● **WORK TO BE COMPLETED**: Repeat the whole listing exactly.

+++ DATA RECORDS +++

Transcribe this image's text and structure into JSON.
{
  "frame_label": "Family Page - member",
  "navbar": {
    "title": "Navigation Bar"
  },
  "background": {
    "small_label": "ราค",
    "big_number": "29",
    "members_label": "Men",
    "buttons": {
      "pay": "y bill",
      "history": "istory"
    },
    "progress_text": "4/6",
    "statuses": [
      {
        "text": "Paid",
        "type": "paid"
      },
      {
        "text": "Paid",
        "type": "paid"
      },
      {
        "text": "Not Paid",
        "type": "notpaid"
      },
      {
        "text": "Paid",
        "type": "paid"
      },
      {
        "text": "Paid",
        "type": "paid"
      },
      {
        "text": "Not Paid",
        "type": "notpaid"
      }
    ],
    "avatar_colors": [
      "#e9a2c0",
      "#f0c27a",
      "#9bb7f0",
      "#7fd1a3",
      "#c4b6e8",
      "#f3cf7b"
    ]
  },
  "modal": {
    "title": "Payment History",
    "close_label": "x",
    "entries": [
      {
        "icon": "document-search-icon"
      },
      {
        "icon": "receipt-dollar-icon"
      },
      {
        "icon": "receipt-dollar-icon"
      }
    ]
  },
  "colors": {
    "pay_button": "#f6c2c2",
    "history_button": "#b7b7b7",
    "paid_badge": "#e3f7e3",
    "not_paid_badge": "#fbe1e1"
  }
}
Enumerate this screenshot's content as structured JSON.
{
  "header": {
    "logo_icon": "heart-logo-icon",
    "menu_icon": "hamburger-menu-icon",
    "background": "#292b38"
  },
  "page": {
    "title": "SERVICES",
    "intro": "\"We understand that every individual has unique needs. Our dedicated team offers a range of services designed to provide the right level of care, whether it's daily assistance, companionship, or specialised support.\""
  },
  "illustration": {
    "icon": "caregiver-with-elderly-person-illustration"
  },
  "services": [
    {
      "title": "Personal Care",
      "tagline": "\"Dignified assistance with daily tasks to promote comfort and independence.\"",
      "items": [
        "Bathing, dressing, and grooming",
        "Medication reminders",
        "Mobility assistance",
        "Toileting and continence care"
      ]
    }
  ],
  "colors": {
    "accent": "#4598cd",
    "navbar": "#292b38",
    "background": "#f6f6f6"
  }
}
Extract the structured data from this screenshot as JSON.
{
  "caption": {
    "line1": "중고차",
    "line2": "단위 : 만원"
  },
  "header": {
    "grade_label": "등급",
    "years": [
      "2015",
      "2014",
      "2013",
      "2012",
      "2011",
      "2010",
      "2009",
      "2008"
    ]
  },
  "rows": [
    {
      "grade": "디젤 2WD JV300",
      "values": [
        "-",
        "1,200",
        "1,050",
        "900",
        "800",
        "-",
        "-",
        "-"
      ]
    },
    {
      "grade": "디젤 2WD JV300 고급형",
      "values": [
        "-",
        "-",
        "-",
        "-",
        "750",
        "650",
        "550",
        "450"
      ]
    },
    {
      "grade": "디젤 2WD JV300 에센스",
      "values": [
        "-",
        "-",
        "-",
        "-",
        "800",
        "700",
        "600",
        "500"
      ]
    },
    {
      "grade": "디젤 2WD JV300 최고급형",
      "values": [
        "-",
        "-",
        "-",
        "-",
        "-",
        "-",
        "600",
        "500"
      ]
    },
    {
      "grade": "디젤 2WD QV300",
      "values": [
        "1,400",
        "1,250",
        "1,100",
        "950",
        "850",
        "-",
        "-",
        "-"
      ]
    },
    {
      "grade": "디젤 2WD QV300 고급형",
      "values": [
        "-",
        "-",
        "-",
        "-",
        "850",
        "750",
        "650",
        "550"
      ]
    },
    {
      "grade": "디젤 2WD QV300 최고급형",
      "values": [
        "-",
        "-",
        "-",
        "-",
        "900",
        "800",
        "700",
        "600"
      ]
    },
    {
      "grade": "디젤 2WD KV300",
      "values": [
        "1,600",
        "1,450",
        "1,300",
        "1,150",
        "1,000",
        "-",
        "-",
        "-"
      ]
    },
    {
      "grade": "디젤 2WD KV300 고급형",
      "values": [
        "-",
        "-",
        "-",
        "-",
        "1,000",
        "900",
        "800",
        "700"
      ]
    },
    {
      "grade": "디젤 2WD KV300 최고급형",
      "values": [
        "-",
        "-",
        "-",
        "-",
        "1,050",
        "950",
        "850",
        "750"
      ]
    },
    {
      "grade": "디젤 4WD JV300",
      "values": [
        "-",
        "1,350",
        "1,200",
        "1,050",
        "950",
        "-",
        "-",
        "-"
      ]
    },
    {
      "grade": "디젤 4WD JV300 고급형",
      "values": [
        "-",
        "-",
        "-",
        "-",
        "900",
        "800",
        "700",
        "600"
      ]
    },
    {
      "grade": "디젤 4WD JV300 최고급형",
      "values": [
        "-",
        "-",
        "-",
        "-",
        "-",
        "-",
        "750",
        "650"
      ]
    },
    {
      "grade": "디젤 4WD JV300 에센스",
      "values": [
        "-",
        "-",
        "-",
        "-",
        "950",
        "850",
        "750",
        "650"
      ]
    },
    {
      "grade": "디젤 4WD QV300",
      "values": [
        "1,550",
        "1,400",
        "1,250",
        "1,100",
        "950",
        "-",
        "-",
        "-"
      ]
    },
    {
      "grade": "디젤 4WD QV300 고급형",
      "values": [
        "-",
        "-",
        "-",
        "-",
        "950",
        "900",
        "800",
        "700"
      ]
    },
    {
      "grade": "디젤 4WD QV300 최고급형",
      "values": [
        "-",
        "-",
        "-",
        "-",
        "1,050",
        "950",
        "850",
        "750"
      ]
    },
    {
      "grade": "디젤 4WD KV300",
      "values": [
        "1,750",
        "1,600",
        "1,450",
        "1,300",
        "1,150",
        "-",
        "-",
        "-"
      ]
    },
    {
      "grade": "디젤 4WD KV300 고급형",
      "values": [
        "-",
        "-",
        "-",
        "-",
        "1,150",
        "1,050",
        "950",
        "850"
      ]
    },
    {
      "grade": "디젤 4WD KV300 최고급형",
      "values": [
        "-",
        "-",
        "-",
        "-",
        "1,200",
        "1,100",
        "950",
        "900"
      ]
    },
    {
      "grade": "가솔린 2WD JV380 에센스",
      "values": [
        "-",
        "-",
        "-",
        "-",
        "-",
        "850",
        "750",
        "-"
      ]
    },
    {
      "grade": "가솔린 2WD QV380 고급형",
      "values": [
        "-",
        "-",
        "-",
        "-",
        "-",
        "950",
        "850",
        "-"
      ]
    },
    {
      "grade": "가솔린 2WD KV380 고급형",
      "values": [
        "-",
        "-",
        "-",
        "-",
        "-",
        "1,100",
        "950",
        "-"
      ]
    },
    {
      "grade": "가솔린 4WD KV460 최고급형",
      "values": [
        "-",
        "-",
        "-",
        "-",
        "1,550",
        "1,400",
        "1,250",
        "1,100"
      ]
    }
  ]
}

+++

● **RESPONSE TO THIS EXERCISE**:
Transcribe this image's text and structure into JSON.
{
  "frame_label": "Family Page - member",
  "navbar": {
    "title": "Navigation Bar"
  },
  "background": {
    "small_label": "ราค",
    "big_number": "29",
    "members_label": "Men",
    "buttons": {
      "pay": "y bill",
      "history": "istory"
    },
    "progress_text": "4/6",
    "statuses": [
      {
        "text": "Paid",
        "type": "paid"
      },
      {
        "text": "Paid",
        "type": "paid"
      },
      {
        "text": "Not Paid",
        "type": "notpaid"
      },
      {
        "text": "Paid",
        "type": "paid"
      },
      {
        "text": "Paid",
        "type": "paid"
      },
      {
        "text": "Not Paid",
        "type": "notpaid"
      }
    ],
    "avatar_colors": [
      "#e9a2c0",
      "#f0c27a",
      "#9bb7f0",
      "#7fd1a3",
      "#c4b6e8",
      "#f3cf7b"
    ]
  },
  "modal": {
    "title": "Payment History",
    "close_label": "x",
    "entries": [
      {
        "icon": "document-search-icon"
      },
      {
        "icon": "receipt-dollar-icon"
      },
      {
        "icon": "receipt-dollar-icon"
      }
    ]
  },
  "colors": {
    "pay_button": "#f6c2c2",
    "history_button": "#b7b7b7",
    "paid_badge": "#e3f7e3",
    "not_paid_badge": "#fbe1e1"
  }
}
Enumerate this screenshot's content as structured JSON.
{
  "header": {
    "logo_icon": "heart-logo-icon",
    "menu_icon": "hamburger-menu-icon",
    "background": "#292b38"
  },
  "page": {
    "title": "SERVICES",
    "intro": "\"We understand that every individual has unique needs. Our dedicated team offers a range of services designed to provide the right level of care, whether it's daily assistance, companionship, or specialised support.\""
  },
  "illustration": {
    "icon": "caregiver-with-elderly-person-illustration"
  },
  "services": [
    {
      "title": "Personal Care",
      "tagline": "\"Dignified assistance with daily tasks to promote comfort and independence.\"",
      "items": [
        "Bathing, dressing, and grooming",
        "Medication reminders",
        "Mobility assistance",
        "Toileting and continence care"
      ]
    }
  ],
  "colors": {
    "accent": "#4598cd",
    "navbar": "#292b38",
    "background": "#f6f6f6"
  }
}
Extract the structured data from this screenshot as JSON.
{
  "caption": {
    "line1": "중고차",
    "line2": "단위 : 만원"
  },
  "header": {
    "grade_label": "등급",
    "years": [
      "2015",
      "2014",
      "2013",
      "2012",
      "2011",
      "2010",
      "2009",
      "2008"
    ]
  },
  "rows": [
    {
      "grade": "디젤 2WD JV300",
      "values": [
        "-",
        "1,200",
        "1,050",
        "900",
        "800",
        "-",
        "-",
        "-"
      ]
    },
    {
      "grade": "디젤 2WD JV300 고급형",
      "values": [
        "-",
        "-",
        "-",
        "-",
        "750",
        "650",
        "550",
        "450"
      ]
    },
    {
      "grade": "디젤 2WD JV300 에센스",
      "values": [
        "-",
        "-",
        "-",
        "-",
        "800",
        "700",
        "600",
        "500"
      ]
    },
    {
      "grade": "디젤 2WD JV300 최고급형",
      "values": [
        "-",
        "-",
        "-",
        "-",
        "-",
        "-",
        "600",
        "500"
      ]
    },
    {
      "grade": "디젤 2WD QV300",
      "values": [
        "1,400",
        "1,250",
        "1,100",
        "950",
        "850",
        "-",
        "-",
        "-"
      ]
    },
    {
      "grade": "디젤 2WD QV300 고급형",
      "values": [
        "-",
        "-",
        "-",
        "-",
        "850",
        "750",
        "650",
        "550"
      ]
    },
    {
      "grade": "디젤 2WD QV300 최고급형",
      "values": [
        "-",
        "-",
        "-",
        "-",
        "900",
        "800",
        "700",
        "600"
      ]
    },
    {
      "grade": "디젤 2WD KV300",
      "values": [
        "1,600",
        "1,450",
        "1,300",
        "1,150",
        "1,000",
        "-",
        "-",
        "-"
      ]
    },
    {
      "grade": "디젤 2WD KV300 고급형",
      "values": [
        "-",
        "-",
        "-",
        "-",
        "1,000",
        "900",
        "800",
        "700"
      ]
    },
    {
      "grade": "디젤 2WD KV300 최고급형",
      "values": [
        "-",
        "-",
        "-",
        "-",
        "1,050",
        "950",
        "850",
        "750"
      ]
    },
    {
      "grade": "디젤 4WD JV300",
      "values": [
        "-",
        "1,350",
        "1,200",
        "1,050",
        "950",
        "-",
        "-",
        "-"
      ]
    },
    {
      "grade": "디젤 4WD JV300 고급형",
      "values": [
        "-",
        "-",
        "-",
        "-",
        "900",
        "800",
        "700",
        "600"
      ]
    },
    {
      "grade": "디젤 4WD JV300 최고급형",
      "values": [
        "-",
        "-",
        "-",
        "-",
        "-",
        "-",
        "750",
        "650"
      ]
    },
    {
      "grade": "디젤 4WD JV300 에센스",
      "values": [
        "-",
        "-",
        "-",
        "-",
        "950",
        "850",
        "750",
        "650"
      ]
    },
    {
      "grade": "디젤 4WD QV300",
      "values": [
        "1,550",
        "1,400",
        "1,250",
        "1,100",
        "950",
        "-",
        "-",
        "-"
      ]
    },
    {
      "grade": "디젤 4WD QV300 고급형",
      "values": [
        "-",
        "-",
        "-",
        "-",
        "950",
        "900",
        "800",
        "700"
      ]
    },
    {
      "grade": "디젤 4WD QV300 최고급형",
      "values": [
        "-",
        "-",
        "-",
        "-",
        "1,050",
        "950",
        "850",
        "750"
      ]
    },
    {
      "grade": "디젤 4WD KV300",
      "values": [
        "1,750",
        "1,600",
        "1,450",
        "1,300",
        "1,150",
        "-",
        "-",
        "-"
      ]
    },
    {
      "grade": "디젤 4WD KV300 고급형",
      "values": [
        "-",
        "-",
        "-",
        "-",
        "1,150",
        "1,050",
        "950",
        "850"
      ]
    },
    {
      "grade": "디젤 4WD KV300 최고급형",
      "values": [
        "-",
        "-",
        "-",
        "-",
        "1,200",
        "1,100",
        "950",
        "900"
      ]
    },
    {
      "grade": "가솔린 2WD JV380 에센스",
      "values": [
        "-",
        "-",
        "-",
        "-",
        "-",
        "850",
        "750",
        "-"
      ]
    },
    {
      "grade": "가솔린 2WD QV380 고급형",
      "values": [
        "-",
        "-",
        "-",
        "-",
        "-",
        "950",
        "850",
        "-"
      ]
    },
    {
      "grade": "가솔린 2WD KV380 고급형",
      "values": [
        "-",
        "-",
        "-",
        "-",
        "-",
        "1,100",
        "950",
        "-"
      ]
    },
    {
      "grade": "가솔린 4WD KV460 최고급형",
      "values": [
        "-",
        "-",
        "-",
        "-",
        "1,550",
        "1,400",
        "1,250",
        "1,100"
      ]
    }
  ]
}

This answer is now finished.